**What you should do:**
Determine how many lines of the entries contain "this". Reply with that number alone.

Figure data in JSON
/---

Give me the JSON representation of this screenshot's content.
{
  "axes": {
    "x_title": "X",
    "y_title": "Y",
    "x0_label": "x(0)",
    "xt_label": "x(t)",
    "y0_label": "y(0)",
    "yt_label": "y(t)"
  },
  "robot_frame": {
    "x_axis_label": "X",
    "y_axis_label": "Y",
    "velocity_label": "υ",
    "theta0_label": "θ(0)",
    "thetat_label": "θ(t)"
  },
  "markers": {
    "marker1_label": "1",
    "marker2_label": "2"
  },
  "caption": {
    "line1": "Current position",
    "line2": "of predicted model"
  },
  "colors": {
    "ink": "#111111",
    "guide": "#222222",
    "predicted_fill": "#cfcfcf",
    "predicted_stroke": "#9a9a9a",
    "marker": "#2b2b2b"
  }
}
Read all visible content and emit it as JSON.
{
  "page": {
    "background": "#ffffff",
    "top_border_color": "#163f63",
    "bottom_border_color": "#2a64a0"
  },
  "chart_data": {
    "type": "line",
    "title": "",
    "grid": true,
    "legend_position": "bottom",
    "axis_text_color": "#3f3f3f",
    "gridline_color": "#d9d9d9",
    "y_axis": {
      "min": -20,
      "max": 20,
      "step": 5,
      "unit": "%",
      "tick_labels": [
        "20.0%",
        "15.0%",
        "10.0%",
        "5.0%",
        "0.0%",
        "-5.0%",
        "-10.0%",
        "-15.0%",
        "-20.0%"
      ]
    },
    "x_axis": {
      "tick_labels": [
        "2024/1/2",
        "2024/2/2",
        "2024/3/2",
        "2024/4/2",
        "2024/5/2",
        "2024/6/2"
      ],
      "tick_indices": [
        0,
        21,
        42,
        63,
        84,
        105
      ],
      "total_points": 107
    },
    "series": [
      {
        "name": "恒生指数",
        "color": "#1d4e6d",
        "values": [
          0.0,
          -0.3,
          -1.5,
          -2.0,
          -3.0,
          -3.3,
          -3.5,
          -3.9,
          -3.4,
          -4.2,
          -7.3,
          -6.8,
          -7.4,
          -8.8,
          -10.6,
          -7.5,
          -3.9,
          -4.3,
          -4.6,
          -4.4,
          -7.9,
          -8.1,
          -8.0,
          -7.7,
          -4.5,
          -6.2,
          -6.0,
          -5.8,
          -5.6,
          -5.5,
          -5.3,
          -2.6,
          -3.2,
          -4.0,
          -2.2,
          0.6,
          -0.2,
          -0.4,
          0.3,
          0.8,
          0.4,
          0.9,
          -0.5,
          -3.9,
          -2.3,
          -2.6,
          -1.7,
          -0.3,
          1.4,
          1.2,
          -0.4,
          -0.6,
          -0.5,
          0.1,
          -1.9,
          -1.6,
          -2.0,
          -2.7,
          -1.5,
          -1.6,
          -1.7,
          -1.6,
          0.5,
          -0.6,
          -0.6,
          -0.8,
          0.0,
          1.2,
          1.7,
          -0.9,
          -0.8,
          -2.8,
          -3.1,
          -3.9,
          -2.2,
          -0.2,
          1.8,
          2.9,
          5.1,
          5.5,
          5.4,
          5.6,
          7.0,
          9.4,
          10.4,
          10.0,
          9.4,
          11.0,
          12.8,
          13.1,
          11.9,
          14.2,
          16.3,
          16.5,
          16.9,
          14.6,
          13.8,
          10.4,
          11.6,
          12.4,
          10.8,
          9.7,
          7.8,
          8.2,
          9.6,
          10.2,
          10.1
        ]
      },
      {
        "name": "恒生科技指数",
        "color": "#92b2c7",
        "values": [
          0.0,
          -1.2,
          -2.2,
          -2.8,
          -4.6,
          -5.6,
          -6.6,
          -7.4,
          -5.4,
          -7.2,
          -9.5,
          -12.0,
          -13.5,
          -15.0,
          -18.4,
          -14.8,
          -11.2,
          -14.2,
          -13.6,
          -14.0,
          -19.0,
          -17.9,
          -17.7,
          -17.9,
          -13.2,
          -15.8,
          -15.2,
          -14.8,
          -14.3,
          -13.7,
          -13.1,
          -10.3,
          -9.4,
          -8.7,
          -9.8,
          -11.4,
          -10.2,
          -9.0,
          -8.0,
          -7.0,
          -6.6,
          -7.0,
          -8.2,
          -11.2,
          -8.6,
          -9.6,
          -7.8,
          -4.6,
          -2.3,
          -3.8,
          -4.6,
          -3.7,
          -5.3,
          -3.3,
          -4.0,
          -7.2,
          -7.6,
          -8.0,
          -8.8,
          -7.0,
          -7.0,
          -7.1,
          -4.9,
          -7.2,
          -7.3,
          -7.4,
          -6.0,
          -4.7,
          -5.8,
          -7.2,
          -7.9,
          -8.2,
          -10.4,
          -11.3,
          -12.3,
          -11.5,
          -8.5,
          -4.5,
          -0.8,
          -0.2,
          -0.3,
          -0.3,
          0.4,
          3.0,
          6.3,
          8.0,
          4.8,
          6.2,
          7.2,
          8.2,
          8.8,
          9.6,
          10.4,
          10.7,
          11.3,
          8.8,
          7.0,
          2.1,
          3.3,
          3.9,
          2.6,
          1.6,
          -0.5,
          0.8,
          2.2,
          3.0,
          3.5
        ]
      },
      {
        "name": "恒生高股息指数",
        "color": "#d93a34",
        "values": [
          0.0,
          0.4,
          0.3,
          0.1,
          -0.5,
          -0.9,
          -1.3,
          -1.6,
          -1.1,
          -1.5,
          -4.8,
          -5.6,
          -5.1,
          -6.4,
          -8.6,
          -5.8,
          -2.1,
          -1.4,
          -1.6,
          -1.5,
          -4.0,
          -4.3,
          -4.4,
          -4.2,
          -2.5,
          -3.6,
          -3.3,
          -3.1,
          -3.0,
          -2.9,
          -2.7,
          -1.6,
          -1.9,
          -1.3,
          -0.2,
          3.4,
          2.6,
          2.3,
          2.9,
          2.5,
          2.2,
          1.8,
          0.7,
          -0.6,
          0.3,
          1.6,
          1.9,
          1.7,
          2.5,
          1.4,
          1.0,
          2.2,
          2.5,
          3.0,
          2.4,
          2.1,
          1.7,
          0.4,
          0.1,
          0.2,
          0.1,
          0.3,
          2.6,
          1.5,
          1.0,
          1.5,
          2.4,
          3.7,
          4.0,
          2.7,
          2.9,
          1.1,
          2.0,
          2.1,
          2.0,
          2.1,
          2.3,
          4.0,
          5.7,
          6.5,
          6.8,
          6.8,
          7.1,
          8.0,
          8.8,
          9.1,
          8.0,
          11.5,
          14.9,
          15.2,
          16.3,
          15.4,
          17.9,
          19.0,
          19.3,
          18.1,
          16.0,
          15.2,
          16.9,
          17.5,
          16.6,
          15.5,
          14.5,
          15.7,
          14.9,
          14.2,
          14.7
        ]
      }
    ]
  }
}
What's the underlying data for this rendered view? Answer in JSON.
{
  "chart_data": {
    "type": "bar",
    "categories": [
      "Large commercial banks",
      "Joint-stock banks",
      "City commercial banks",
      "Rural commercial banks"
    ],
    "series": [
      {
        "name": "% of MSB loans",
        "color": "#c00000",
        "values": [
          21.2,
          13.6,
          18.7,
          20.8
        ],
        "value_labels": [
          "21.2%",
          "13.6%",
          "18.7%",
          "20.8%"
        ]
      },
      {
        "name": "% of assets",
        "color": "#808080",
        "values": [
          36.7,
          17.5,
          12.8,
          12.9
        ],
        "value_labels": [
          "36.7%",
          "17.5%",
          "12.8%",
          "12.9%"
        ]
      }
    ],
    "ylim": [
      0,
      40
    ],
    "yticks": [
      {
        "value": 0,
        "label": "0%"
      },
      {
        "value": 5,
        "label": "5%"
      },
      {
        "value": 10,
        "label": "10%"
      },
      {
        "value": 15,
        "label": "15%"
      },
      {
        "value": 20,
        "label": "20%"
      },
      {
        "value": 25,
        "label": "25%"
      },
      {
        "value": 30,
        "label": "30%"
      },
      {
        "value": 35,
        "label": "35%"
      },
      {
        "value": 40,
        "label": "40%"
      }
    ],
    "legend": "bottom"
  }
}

\---

**Solution below:**
2